> **Objective**:
Transcribe the records below exactly as they appear.
---+---
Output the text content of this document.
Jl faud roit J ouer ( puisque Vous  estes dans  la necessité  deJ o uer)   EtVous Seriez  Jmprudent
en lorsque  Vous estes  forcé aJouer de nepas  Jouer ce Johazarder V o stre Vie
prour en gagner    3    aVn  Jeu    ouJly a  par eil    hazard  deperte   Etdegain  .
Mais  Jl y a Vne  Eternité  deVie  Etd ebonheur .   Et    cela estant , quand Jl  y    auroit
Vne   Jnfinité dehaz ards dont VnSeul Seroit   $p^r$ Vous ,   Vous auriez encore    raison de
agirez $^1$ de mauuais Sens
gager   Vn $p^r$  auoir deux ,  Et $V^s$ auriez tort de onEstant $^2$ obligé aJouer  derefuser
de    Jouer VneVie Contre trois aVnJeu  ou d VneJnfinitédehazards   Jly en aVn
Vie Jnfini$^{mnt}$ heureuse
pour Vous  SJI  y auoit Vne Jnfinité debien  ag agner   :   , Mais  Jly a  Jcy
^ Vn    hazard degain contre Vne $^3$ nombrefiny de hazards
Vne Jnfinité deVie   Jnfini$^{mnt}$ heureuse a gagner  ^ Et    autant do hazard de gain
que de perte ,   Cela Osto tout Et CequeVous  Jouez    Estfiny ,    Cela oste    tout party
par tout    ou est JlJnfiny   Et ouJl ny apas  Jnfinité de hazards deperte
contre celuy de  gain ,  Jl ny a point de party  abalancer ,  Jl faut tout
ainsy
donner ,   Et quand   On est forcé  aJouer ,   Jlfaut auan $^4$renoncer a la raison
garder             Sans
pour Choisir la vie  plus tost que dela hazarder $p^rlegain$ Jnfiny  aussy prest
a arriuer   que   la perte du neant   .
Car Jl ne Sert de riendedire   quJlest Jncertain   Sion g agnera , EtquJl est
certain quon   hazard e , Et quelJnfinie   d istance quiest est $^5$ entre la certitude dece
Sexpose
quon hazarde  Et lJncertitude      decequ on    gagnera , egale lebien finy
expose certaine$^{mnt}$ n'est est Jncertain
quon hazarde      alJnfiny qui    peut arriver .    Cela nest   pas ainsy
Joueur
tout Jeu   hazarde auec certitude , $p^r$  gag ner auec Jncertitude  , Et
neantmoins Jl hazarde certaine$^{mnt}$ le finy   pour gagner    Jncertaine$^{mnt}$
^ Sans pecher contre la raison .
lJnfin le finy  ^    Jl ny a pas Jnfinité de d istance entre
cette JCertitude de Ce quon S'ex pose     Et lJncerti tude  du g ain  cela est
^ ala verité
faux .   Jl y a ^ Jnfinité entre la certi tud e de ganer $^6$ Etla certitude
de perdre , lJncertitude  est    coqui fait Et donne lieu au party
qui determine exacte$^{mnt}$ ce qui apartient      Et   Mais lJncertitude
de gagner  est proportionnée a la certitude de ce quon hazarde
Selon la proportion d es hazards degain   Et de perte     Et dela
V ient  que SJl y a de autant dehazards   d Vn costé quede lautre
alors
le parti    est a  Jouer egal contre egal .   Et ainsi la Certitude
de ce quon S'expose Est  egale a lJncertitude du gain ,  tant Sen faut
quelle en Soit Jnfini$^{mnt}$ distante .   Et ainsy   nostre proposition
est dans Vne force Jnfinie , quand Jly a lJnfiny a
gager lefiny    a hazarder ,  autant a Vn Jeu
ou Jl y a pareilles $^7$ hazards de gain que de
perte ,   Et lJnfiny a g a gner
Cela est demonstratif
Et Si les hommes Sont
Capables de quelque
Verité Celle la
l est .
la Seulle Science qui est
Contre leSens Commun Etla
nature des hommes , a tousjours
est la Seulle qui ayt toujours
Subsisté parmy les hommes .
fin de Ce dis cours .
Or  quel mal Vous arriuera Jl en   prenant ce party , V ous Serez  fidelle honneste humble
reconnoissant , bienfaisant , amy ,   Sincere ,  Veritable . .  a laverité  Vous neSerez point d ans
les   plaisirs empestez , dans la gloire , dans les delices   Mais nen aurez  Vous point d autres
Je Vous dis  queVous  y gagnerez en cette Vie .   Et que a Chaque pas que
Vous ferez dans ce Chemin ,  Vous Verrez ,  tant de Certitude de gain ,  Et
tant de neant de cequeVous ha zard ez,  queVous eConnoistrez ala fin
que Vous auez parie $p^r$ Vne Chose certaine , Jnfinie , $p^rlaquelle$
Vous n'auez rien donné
---+---
> **Exercise answer**:
Output the text content of this document.
Jl faud roit J ouer ( puisque Vous  estes dans  la necessité  deJ o uer)   EtVous Seriez  Jmprudent
en lorsque  Vous estes  forcé aJouer de nepas  Jouer ce Johazarder V o stre Vie
prour en gagner    3    aVn  Jeu    ouJly a  par eil    hazard  deperte   Etdegain  .
Mais  Jl y a Vne  Eternité  deVie  Etd ebonheur .   Et    cela estant , quand Jl  y    auroit
Vne   Jnfinité dehaz ards dont VnSeul Seroit   $p^r$ Vous ,   Vous auriez encore    raison de
agirez $^1$ de mauuais Sens
gager   Vn $p^r$  auoir deux ,  Et $V^s$ auriez tort de onEstant $^2$ obligé aJouer  derefuser
de    Jouer VneVie Contre trois aVnJeu  ou d VneJnfinitédehazards   Jly en aVn
Vie Jnfini$^{mnt}$ heureuse
pour Vous  SJI  y auoit Vne Jnfinité debien  ag agner   :   , Mais  Jly a  Jcy
^ Vn    hazard degain contre Vne $^3$ nombrefiny de hazards
Vne Jnfinité deVie   Jnfini$^{mnt}$ heureuse a gagner  ^ Et    autant do hazard de gain
que de perte ,   Cela Osto tout Et CequeVous  Jouez    Estfiny ,    Cela oste    tout party
par tout    ou est JlJnfiny   Et ouJl ny apas  Jnfinité de hazards deperte
contre celuy de  gain ,  Jl ny a point de party  abalancer ,  Jl faut tout
ainsy
donner ,   Et quand   On est forcé  aJouer ,   Jlfaut auan $^4$renoncer a la raison
garder             Sans
pour Choisir la vie  plus tost que dela hazarder $p^rlegain$ Jnfiny  aussy prest
a arriuer   que   la perte du neant   .
Car Jl ne Sert de riendedire   quJlest Jncertain   Sion g agnera , EtquJl est
certain quon   hazard e , Et quelJnfinie   d istance quiest est $^5$ entre la certitude dece
Sexpose
quon hazarde  Et lJncertitude      decequ on    gagnera , egale lebien finy
expose certaine$^{mnt}$ n'est est Jncertain
quon hazarde      alJnfiny qui    peut arriver .    Cela nest   pas ainsy
Joueur
tout Jeu   hazarde auec certitude , $p^r$  gag ner auec Jncertitude  , Et
neantmoins Jl hazarde certaine$^{mnt}$ le finy   pour gagner    Jncertaine$^{mnt}$
^ Sans pecher contre la raison .
lJnfin le finy  ^    Jl ny a pas Jnfinité de d istance entre
cette JCertitude de Ce quon S'ex pose     Et lJncerti tude  du g ain  cela est
^ ala verité
faux .   Jl y a ^ Jnfinité entre la certi tud e de ganer $^6$ Etla certitude
de perdre , lJncertitude  est    coqui fait Et donne lieu au party
qui determine exacte$^{mnt}$ ce qui apartient      Et   Mais lJncertitude
de gagner  est proportionnée a la certitude de ce quon hazarde
Selon la proportion d es hazards degain   Et de perte     Et dela
V ient  que SJl y a de autant dehazards   d Vn costé quede lautre
alors
le parti    est a  Jouer egal contre egal .   Et ainsi la Certitude
de ce quon S'expose Est  egale a lJncertitude du gain ,  tant Sen faut
quelle en Soit Jnfini$^{mnt}$ distante .   Et ainsy   nostre proposition
est dans Vne force Jnfinie , quand Jly a lJnfiny a
gager lefiny    a hazarder ,  autant a Vn Jeu
ou Jl y a pareilles $^7$ hazards de gain que de
perte ,   Et lJnfiny a g a gner
Cela est demonstratif
Et Si les hommes Sont
Capables de quelque
Verité Celle la
l est .
la Seulle Science qui est
Contre leSens Commun Etla
nature des hommes , a tousjours
est la Seulle qui ayt toujours
Subsisté parmy les hommes .
fin de Ce dis cours .
Or  quel mal Vous arriuera Jl en   prenant ce party , V ous Serez  fidelle honneste humble
reconnoissant , bienfaisant , amy ,   Sincere ,  Veritable . .  a laverité  Vous neSerez point d ans
les   plaisirs empestez , dans la gloire , dans les delices   Mais nen aurez  Vous point d autres
Je Vous dis  queVous  y gagnerez en cette Vie .   Et que a Chaque pas que
Vous ferez dans ce Chemin ,  Vous Verrez ,  tant de Certitude de gain ,  Et
tant de neant de cequeVous ha zard ez,  queVous eConnoistrez ala fin
que Vous auez parie $p^r$ Vne Chose certaine , Jnfinie , $p^rlaquelle$
Vous n'auez rien donné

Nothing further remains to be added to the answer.